══ Material for this task

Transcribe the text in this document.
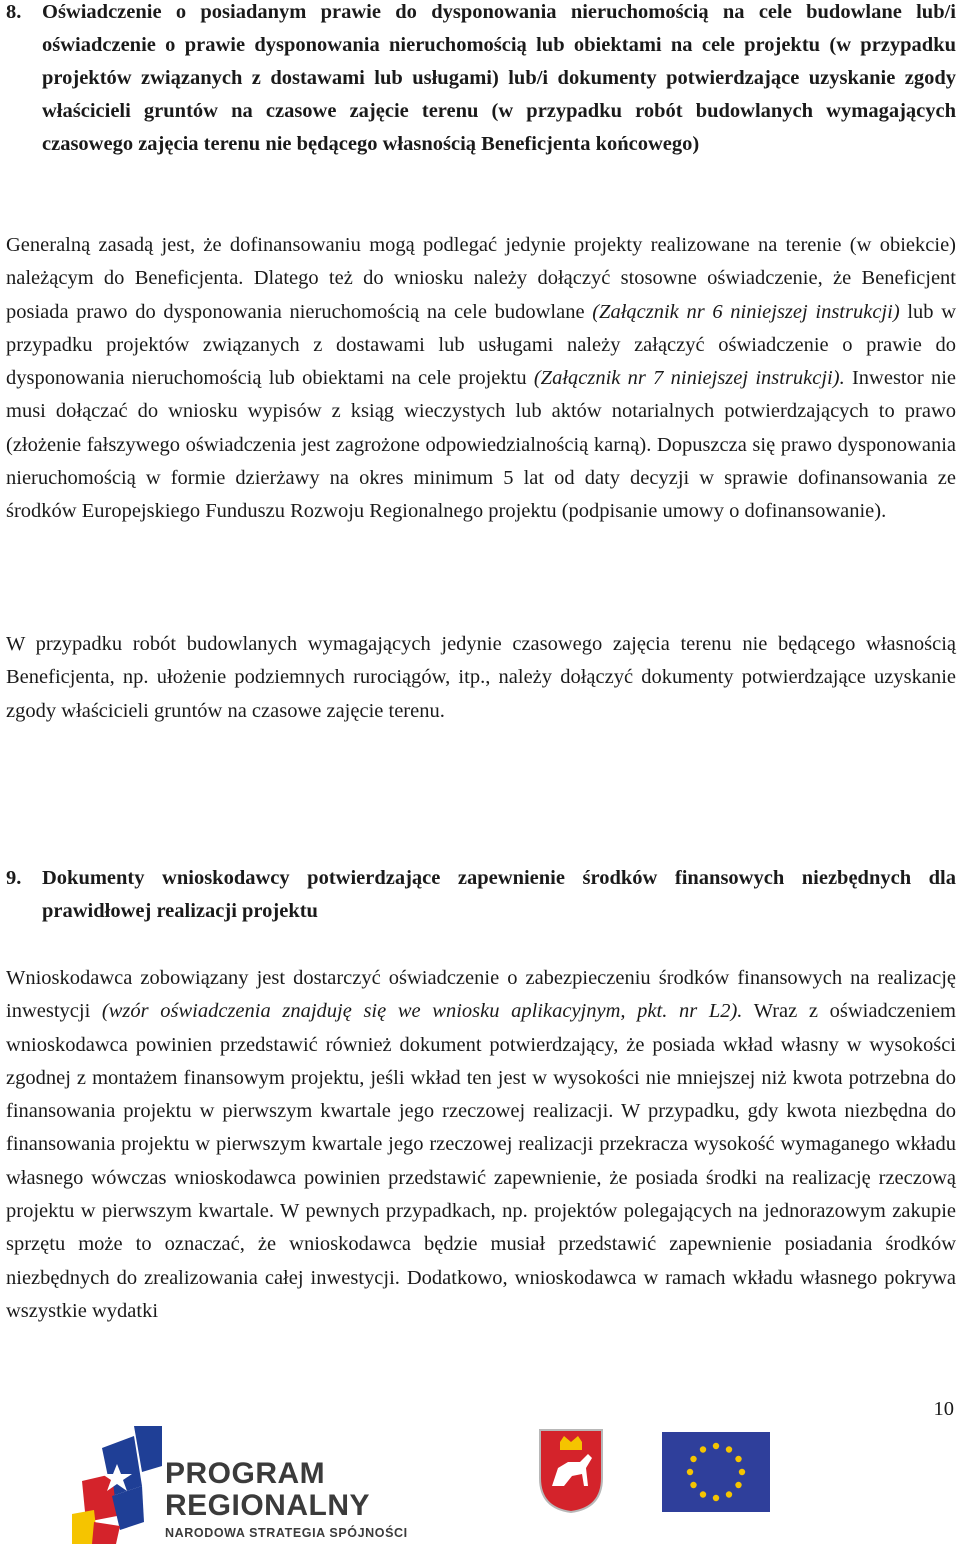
8. Oświadczenie o posiadanym prawie do dysponowania nieruchomością na cele budowlane lub/i oświadczenie o prawie dysponowania nieruchomością lub obiektami na cele projektu (w przypadku projektów związanych z dostawami lub usługami) lub/i dokumenty potwierdzające uzyskanie zgody właścicieli gruntów na czasowe zajęcie terenu (w przypadku robót budowlanych wymagających czasowego zajęcia terenu nie będącego własnością Beneficjenta końcowego)
Generalną zasadą jest, że dofinansowaniu mogą podlegać jedynie projekty realizowane na terenie (w obiekcie) należącym do Beneficjenta. Dlatego też do wniosku należy dołączyć stosowne oświadczenie, że Beneficjent posiada prawo do dysponowania nieruchomością na cele budowlane (Załącznik nr 6 niniejszej instrukcji) lub w przypadku projektów związanych z dostawami lub usługami należy załączyć oświadczenie o prawie do dysponowania nieruchomością lub obiektami na cele projektu (Załącznik nr 7 niniejszej instrukcji). Inwestor nie musi dołączać do wniosku wypisów z ksiąg wieczystych lub aktów notarialnych potwierdzających to prawo (złożenie fałszywego oświadczenia jest zagrożone odpowiedzialnością karną). Dopuszcza się prawo dysponowania nieruchomością w formie dzierżawy na okres minimum 5 lat od daty decyzji w sprawie dofinansowania ze środków Europejskiego Funduszu Rozwoju Regionalnego projektu (podpisanie umowy o dofinansowanie).
W przypadku robót budowlanych wymagających jedynie czasowego zajęcia terenu nie będącego własnością Beneficjenta, np. ułożenie podziemnych rurociągów, itp., należy dołączyć dokumenty potwierdzające uzyskanie zgody właścicieli gruntów na czasowe zajęcie terenu.
9. Dokumenty wnioskodawcy potwierdzające zapewnienie środków finansowych niezbędnych dla prawidłowej realizacji projektu
Wnioskodawca zobowiązany jest dostarczyć oświadczenie o zabezpieczeniu środków finansowych na realizację inwestycji (wzór oświadczenia znajduję się we wniosku aplikacyjnym, pkt. nr L2). Wraz z oświadczeniem wnioskodawca powinien przedstawić również dokument potwierdzający, że posiada wkład własny w wysokości zgodnej z montażem finansowym projektu, jeśli wkład ten jest w wysokości nie mniejszej niż kwota potrzebna do finansowania projektu w pierwszym kwartale jego rzeczowej realizacji. W przypadku, gdy kwota niezbędna do finansowania projektu w pierwszym kwartale jego rzeczowej realizacji przekracza wysokość wymaganego wkładu własnego wówczas wnioskodawca powinien przedstawić zapewnienie, że posiada środki na realizację rzeczową projektu w pierwszym kwartale. W pewnych przypadkach, np. projektów polegających na jednorazowym zakupie sprzętu może to oznaczać, że wnioskodawca będzie musiał przedstawić zapewnienie posiadania środków niezbędnych do zrealizowania całej inwestycji. Dodatkowo, wnioskodawca w ramach wkładu własnego pokrywa wszystkie wydatki
10
PROGRAM REGIONALNY
NARODOWA STRATEGIA SPÓJNOŚCI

════

**Prompt:** Read through the entries and copy each line in which "zgody" appears.

**Task solution:**
8. Oświadczenie o posiadanym prawie do dysponowania nieruchomością na cele budowlane lub/i oświadczenie o prawie dysponowania nieruchomością lub obiektami na cele projektu (w przypadku projektów związanych z dostawami lub usługami) lub/i dokumenty potwierdzające uzyskanie zgody właścicieli gruntów na czasowe zajęcie terenu (w przypadku robót budowlanych wymagających czasowego zajęcia terenu nie będącego własnością Beneficjenta końcowego)
W przypadku robót budowlanych wymagających jedynie czasowego zajęcia terenu nie będącego własnością Beneficjenta, np. ułożenie podziemnych rurociągów, itp., należy dołączyć dokumenty potwierdzające uzyskanie zgody właścicieli gruntów na czasowe zajęcie terenu.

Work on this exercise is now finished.